• INFORMATION PROVIDED:

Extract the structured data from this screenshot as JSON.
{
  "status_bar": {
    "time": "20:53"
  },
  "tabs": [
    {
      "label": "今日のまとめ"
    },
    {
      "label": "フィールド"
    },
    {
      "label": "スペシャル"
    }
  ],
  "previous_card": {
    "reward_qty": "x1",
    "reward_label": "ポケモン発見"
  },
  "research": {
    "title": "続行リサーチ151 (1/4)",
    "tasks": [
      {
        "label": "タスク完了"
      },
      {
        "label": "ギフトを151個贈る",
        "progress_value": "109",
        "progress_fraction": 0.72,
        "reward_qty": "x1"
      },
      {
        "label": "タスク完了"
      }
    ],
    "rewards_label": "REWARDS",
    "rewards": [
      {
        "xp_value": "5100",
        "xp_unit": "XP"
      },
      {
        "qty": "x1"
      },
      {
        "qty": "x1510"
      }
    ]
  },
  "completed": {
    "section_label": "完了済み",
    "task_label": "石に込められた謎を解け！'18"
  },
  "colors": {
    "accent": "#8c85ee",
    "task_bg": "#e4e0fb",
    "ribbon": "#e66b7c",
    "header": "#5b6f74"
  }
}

• GIVEN EXERCISE:
Please repeat the material above, word for word and in full.

• ANSWER IN FULL:
Extract the structured data from this screenshot as JSON.
{
  "status_bar": {
    "time": "20:53"
  },
  "tabs": [
    {
      "label": "今日のまとめ"
    },
    {
      "label": "フィールド"
    },
    {
      "label": "スペシャル"
    }
  ],
  "previous_card": {
    "reward_qty": "x1",
    "reward_label": "ポケモン発見"
  },
  "research": {
    "title": "続行リサーチ151 (1/4)",
    "tasks": [
      {
        "label": "タスク完了"
      },
      {
        "label": "ギフトを151個贈る",
        "progress_value": "109",
        "progress_fraction": 0.72,
        "reward_qty": "x1"
      },
      {
        "label": "タスク完了"
      }
    ],
    "rewards_label": "REWARDS",
    "rewards": [
      {
        "xp_value": "5100",
        "xp_unit": "XP"
      },
      {
        "qty": "x1"
      },
      {
        "qty": "x1510"
      }
    ]
  },
  "completed": {
    "section_label": "完了済み",
    "task_label": "石に込められた謎を解け！'18"
  },
  "colors": {
    "accent": "#8c85ee",
    "task_bg": "#e4e0fb",
    "ribbon": "#e66b7c",
    "header": "#5b6f74"
  }
}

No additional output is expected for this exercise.